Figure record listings
○ ○ ○ ○

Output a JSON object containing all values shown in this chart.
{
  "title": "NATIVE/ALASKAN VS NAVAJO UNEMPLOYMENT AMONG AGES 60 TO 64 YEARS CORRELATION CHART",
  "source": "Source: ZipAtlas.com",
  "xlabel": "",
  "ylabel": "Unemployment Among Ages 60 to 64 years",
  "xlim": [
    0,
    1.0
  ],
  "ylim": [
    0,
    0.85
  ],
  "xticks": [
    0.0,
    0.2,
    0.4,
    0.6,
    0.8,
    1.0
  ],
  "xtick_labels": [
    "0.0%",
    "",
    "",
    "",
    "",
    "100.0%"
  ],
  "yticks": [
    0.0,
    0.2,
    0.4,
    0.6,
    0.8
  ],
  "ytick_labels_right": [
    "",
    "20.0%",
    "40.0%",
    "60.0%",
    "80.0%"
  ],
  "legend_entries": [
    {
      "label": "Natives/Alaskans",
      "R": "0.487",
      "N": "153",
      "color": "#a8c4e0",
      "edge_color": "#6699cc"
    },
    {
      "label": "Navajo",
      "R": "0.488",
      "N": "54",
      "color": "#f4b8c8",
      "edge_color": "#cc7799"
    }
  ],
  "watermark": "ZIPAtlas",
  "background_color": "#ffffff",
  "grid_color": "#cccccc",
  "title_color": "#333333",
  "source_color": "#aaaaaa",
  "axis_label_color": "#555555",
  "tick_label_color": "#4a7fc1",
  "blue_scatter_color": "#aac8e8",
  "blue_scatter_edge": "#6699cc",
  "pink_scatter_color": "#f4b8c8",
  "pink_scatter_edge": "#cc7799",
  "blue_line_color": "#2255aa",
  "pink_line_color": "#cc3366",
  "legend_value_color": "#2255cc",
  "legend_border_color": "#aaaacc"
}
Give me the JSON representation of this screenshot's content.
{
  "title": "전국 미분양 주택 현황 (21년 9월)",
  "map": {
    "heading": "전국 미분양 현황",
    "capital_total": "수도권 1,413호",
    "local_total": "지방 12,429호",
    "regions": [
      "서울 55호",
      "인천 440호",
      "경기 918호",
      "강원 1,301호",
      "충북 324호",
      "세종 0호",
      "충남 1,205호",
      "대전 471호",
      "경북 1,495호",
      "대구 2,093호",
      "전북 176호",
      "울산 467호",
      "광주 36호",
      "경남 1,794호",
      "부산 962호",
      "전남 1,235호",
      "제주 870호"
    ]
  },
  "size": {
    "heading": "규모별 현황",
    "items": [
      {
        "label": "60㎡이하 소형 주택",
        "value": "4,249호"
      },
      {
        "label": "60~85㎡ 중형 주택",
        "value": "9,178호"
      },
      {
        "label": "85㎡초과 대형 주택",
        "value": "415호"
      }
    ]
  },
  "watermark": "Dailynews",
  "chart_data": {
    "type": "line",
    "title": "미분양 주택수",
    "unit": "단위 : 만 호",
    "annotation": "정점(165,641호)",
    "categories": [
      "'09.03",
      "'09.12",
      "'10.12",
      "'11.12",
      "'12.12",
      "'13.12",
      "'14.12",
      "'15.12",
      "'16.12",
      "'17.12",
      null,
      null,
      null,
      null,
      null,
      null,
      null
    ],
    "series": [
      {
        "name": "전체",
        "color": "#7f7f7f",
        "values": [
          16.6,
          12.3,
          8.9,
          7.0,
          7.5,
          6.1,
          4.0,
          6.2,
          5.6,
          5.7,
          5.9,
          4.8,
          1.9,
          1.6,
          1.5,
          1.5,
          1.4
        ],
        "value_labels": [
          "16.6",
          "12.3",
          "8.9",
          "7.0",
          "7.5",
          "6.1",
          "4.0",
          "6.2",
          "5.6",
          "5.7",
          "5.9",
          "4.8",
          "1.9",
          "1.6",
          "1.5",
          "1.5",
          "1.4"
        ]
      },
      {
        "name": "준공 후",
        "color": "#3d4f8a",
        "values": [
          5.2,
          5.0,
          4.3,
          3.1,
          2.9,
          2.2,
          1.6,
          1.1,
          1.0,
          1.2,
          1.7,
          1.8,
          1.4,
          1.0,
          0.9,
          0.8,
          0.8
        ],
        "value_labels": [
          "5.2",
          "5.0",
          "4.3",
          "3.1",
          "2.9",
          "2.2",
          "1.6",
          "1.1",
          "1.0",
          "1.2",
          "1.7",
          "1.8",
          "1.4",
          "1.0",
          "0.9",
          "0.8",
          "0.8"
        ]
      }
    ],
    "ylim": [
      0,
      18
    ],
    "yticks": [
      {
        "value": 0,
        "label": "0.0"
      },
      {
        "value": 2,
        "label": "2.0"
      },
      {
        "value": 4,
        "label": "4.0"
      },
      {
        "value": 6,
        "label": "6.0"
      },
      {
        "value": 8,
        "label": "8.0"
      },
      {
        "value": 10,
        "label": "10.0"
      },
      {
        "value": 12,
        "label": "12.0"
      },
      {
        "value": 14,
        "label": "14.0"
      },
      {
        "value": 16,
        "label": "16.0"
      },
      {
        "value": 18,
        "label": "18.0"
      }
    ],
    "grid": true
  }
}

○ ○ ○ ○

> EXERCISE BRIEF
Looking at the data above, show all lines where the word "JSON" occurs.

> SOLUTION TO THIS EXERCISE
Output a JSON object containing all values shown in this chart.
Give me the JSON representation of this screenshot's content.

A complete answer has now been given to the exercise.